- Exercise instructions: Leaving out all images, write out the records that follow exactly.

[Raw records]
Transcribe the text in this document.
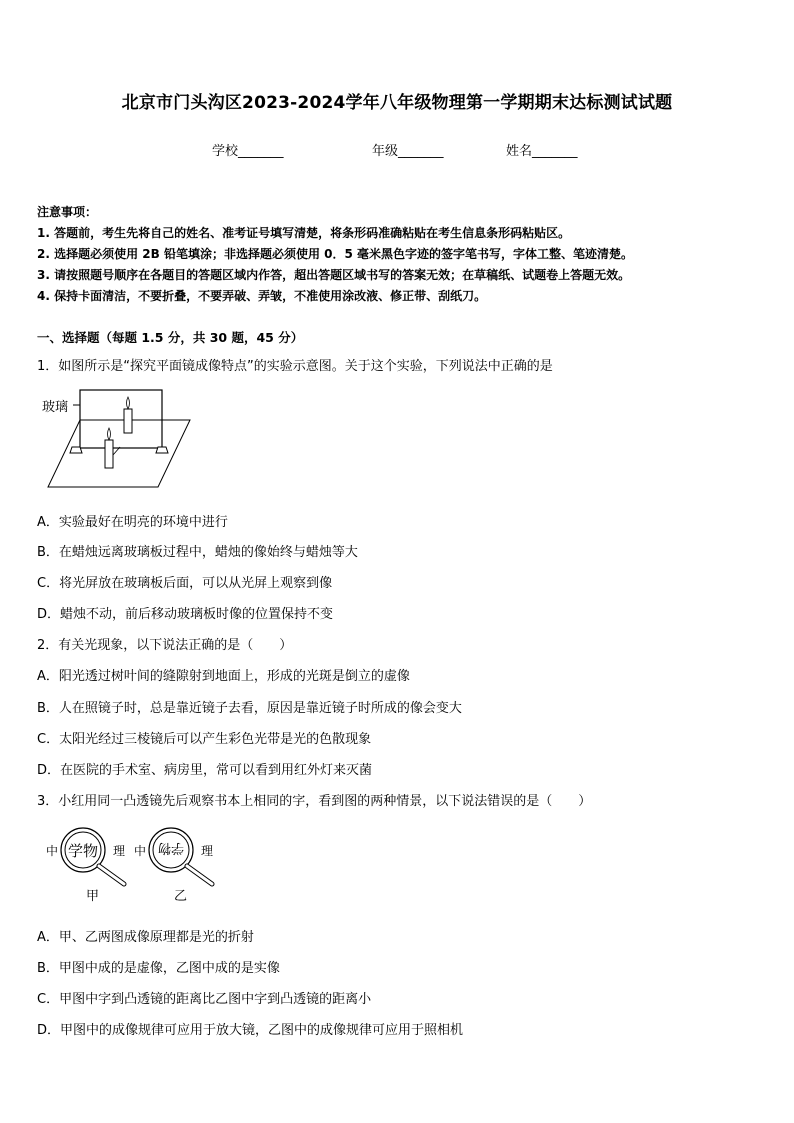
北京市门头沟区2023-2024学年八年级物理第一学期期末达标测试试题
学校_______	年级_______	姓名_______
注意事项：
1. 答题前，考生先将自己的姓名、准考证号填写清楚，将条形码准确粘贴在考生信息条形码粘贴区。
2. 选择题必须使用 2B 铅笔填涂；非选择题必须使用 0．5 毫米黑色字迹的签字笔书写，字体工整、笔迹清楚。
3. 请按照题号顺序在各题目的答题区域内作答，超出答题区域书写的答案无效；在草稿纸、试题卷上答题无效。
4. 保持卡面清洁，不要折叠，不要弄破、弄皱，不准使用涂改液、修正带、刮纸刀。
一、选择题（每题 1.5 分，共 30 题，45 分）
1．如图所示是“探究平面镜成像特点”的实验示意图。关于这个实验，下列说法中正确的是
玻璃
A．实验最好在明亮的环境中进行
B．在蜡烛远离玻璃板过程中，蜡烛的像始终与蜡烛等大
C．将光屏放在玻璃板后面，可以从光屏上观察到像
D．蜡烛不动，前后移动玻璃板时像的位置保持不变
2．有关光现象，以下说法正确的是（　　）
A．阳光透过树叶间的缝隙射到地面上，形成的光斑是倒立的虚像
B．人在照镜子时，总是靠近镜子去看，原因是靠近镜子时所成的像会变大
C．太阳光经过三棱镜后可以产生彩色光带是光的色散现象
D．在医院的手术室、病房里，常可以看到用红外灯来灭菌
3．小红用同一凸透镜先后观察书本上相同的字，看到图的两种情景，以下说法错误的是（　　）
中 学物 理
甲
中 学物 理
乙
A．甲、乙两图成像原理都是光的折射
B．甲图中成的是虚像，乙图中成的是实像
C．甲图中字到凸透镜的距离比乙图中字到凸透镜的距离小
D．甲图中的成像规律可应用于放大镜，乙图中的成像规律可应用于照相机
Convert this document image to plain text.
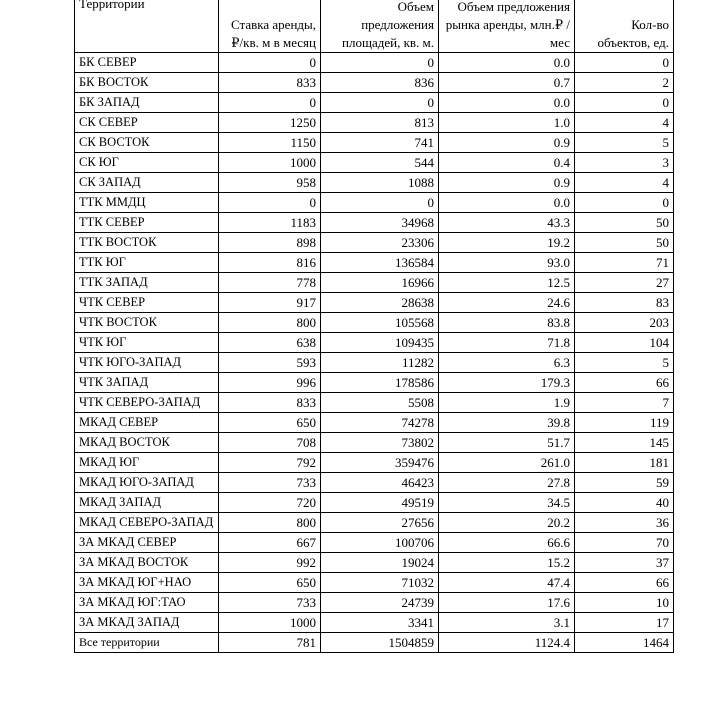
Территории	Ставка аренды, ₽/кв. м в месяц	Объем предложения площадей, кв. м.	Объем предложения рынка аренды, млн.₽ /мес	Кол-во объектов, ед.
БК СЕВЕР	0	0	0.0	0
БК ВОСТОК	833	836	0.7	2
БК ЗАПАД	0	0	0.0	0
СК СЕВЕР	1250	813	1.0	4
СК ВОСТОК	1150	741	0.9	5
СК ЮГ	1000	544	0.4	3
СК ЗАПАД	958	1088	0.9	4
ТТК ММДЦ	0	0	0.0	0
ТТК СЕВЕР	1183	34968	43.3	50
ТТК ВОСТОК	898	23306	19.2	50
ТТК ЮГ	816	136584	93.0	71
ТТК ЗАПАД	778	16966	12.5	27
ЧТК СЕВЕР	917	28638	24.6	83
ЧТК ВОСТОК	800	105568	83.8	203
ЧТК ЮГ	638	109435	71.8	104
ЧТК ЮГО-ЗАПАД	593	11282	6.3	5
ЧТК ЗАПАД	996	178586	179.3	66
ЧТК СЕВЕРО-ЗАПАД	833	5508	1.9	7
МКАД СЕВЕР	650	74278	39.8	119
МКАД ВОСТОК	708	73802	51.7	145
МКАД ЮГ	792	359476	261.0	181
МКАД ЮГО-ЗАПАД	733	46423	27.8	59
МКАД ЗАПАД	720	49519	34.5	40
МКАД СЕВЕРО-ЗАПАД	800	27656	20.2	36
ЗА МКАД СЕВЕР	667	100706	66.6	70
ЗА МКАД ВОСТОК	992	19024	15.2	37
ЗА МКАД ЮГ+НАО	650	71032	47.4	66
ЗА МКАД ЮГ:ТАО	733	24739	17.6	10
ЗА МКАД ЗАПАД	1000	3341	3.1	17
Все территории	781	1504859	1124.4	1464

- Written solution:
Transcribe the text in this document.
北京市门头沟区2023-2024学年八年级物理第一学期期末达标测试试题
学校_______	年级_______	姓名_______
注意事项：
1. 答题前，考生先将自己的姓名、准考证号填写清楚，将条形码准确粘贴在考生信息条形码粘贴区。
2. 选择题必须使用 2B 铅笔填涂；非选择题必须使用 0．5 毫米黑色字迹的签字笔书写，字体工整、笔迹清楚。
3. 请按照题号顺序在各题目的答题区域内作答，超出答题区域书写的答案无效；在草稿纸、试题卷上答题无效。
4. 保持卡面清洁，不要折叠，不要弄破、弄皱，不准使用涂改液、修正带、刮纸刀。
一、选择题（每题 1.5 分，共 30 题，45 分）
1．如图所示是“探究平面镜成像特点”的实验示意图。关于这个实验，下列说法中正确的是
玻璃
A．实验最好在明亮的环境中进行
B．在蜡烛远离玻璃板过程中，蜡烛的像始终与蜡烛等大
C．将光屏放在玻璃板后面，可以从光屏上观察到像
D．蜡烛不动，前后移动玻璃板时像的位置保持不变
2．有关光现象，以下说法正确的是（　　）
A．阳光透过树叶间的缝隙射到地面上，形成的光斑是倒立的虚像
B．人在照镜子时，总是靠近镜子去看，原因是靠近镜子时所成的像会变大
C．太阳光经过三棱镜后可以产生彩色光带是光的色散现象
D．在医院的手术室、病房里，常可以看到用红外灯来灭菌
3．小红用同一凸透镜先后观察书本上相同的字，看到图的两种情景，以下说法错误的是（　　）
中 学物 理
甲
中 学物 理
乙
A．甲、乙两图成像原理都是光的折射
B．甲图中成的是虚像，乙图中成的是实像
C．甲图中字到凸透镜的距离比乙图中字到凸透镜的距离小
D．甲图中的成像规律可应用于放大镜，乙图中的成像规律可应用于照相机
Convert this document image to plain text.
Территории	Ставка аренды, ₽/кв. м в месяц	Объем предложения площадей, кв. м.	Объем предложения рынка аренды, млн.₽ /мес	Кол-во объектов, ед.
БК СЕВЕР	0	0	0.0	0
БК ВОСТОК	833	836	0.7	2
БК ЗАПАД	0	0	0.0	0
СК СЕВЕР	1250	813	1.0	4
СК ВОСТОК	1150	741	0.9	5
СК ЮГ	1000	544	0.4	3
СК ЗАПАД	958	1088	0.9	4
ТТК ММДЦ	0	0	0.0	0
ТТК СЕВЕР	1183	34968	43.3	50
ТТК ВОСТОК	898	23306	19.2	50
ТТК ЮГ	816	136584	93.0	71
ТТК ЗАПАД	778	16966	12.5	27
ЧТК СЕВЕР	917	28638	24.6	83
ЧТК ВОСТОК	800	105568	83.8	203
ЧТК ЮГ	638	109435	71.8	104
ЧТК ЮГО-ЗАПАД	593	11282	6.3	5
ЧТК ЗАПАД	996	178586	179.3	66
ЧТК СЕВЕРО-ЗАПАД	833	5508	1.9	7
МКАД СЕВЕР	650	74278	39.8	119
МКАД ВОСТОК	708	73802	51.7	145
МКАД ЮГ	792	359476	261.0	181
МКАД ЮГО-ЗАПАД	733	46423	27.8	59
МКАД ЗАПАД	720	49519	34.5	40
МКАД СЕВЕРО-ЗАПАД	800	27656	20.2	36
ЗА МКАД СЕВЕР	667	100706	66.6	70
ЗА МКАД ВОСТОК	992	19024	15.2	37
ЗА МКАД ЮГ+НАО	650	71032	47.4	66
ЗА МКАД ЮГ:ТАО	733	24739	17.6	10
ЗА МКАД ЗАПАД	1000	3341	3.1	17
Все территории	781	1504859	1124.4	1464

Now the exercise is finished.